● **TASK TO CARRY OUT**: Return everything from the start of the material down to the line that contains "title-bar: Settings <box>86 10 1097 54</box>", both included, reproducing each line without any change.
[BEGIN RECORDS SHOWN]
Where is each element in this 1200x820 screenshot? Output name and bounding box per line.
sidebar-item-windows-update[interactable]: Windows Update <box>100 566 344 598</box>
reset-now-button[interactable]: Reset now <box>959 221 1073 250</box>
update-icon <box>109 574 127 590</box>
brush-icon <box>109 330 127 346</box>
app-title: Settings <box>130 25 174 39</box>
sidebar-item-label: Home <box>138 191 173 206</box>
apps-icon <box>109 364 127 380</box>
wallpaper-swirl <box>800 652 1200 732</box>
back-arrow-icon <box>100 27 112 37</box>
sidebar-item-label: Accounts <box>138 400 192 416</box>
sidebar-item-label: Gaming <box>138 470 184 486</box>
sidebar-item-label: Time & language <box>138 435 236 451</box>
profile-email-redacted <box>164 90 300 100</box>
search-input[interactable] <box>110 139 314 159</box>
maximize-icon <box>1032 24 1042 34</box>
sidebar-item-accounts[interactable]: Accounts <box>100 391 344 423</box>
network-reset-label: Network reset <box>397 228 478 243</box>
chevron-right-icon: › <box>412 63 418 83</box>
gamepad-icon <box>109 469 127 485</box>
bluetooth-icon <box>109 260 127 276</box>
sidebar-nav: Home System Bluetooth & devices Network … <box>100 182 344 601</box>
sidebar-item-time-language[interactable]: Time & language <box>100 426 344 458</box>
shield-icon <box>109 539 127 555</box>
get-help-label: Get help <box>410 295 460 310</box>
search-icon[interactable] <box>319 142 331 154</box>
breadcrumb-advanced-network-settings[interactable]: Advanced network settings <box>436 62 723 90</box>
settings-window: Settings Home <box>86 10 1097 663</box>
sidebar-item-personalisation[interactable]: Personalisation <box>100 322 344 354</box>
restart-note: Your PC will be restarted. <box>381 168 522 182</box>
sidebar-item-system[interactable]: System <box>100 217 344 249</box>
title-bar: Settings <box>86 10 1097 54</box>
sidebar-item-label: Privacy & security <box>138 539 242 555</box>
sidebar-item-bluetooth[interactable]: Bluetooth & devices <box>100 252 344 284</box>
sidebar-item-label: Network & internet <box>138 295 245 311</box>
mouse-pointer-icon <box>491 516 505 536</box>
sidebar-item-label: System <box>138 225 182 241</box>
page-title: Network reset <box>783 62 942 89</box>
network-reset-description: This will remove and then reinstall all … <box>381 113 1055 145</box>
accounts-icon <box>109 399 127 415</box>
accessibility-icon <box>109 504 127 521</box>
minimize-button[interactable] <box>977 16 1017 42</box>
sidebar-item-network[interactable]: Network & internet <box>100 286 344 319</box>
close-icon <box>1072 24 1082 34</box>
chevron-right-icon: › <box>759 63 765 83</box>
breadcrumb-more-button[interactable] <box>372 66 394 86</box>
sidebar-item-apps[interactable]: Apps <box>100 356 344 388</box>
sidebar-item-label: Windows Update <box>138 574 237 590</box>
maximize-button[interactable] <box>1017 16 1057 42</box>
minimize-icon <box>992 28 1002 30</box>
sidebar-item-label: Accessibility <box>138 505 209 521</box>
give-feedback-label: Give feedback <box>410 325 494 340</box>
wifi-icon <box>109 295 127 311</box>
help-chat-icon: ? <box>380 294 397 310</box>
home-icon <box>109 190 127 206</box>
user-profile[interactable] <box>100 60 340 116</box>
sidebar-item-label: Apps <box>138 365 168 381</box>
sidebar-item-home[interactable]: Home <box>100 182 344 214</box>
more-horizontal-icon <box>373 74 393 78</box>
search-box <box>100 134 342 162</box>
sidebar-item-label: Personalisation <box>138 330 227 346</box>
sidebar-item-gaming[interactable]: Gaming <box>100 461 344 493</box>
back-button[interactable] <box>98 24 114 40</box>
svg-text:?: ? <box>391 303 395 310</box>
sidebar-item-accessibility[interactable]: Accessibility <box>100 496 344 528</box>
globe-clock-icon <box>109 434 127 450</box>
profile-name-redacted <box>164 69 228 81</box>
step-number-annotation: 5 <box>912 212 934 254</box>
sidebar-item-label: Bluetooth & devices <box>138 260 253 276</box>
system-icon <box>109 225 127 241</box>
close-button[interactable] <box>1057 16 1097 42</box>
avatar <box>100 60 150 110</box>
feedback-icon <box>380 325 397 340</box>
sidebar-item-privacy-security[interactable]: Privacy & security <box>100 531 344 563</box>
[END RECORDS SHOWN]
● **THE COMPLETED TASK**:
Where is each element in this 1200x820 screenshot? Output name and bounding box per line.
sidebar-item-windows-update[interactable]: Windows Update <box>100 566 344 598</box>
reset-now-button[interactable]: Reset now <box>959 221 1073 250</box>
update-icon <box>109 574 127 590</box>
brush-icon <box>109 330 127 346</box>
app-title: Settings <box>130 25 174 39</box>
sidebar-item-label: Home <box>138 191 173 206</box>
apps-icon <box>109 364 127 380</box>
wallpaper-swirl <box>800 652 1200 732</box>
back-arrow-icon <box>100 27 112 37</box>
sidebar-item-label: Accounts <box>138 400 192 416</box>
sidebar-item-label: Gaming <box>138 470 184 486</box>
sidebar-item-label: Time & language <box>138 435 236 451</box>
profile-email-redacted <box>164 90 300 100</box>
search-input[interactable] <box>110 139 314 159</box>
maximize-icon <box>1032 24 1042 34</box>
sidebar-item-accounts[interactable]: Accounts <box>100 391 344 423</box>
network-reset-label: Network reset <box>397 228 478 243</box>
chevron-right-icon: › <box>412 63 418 83</box>
gamepad-icon <box>109 469 127 485</box>
bluetooth-icon <box>109 260 127 276</box>
sidebar-nav: Home System Bluetooth & devices Network … <box>100 182 344 601</box>
sidebar-item-time-language[interactable]: Time & language <box>100 426 344 458</box>
shield-icon <box>109 539 127 555</box>
get-help-label: Get help <box>410 295 460 310</box>
search-icon[interactable] <box>319 142 331 154</box>
breadcrumb-advanced-network-settings[interactable]: Advanced network settings <box>436 62 723 90</box>
settings-window: Settings Home <box>86 10 1097 663</box>
sidebar-item-personalisation[interactable]: Personalisation <box>100 322 344 354</box>
restart-note: Your PC will be restarted. <box>381 168 522 182</box>
sidebar-item-system[interactable]: System <box>100 217 344 249</box>
title-bar: Settings <box>86 10 1097 54</box>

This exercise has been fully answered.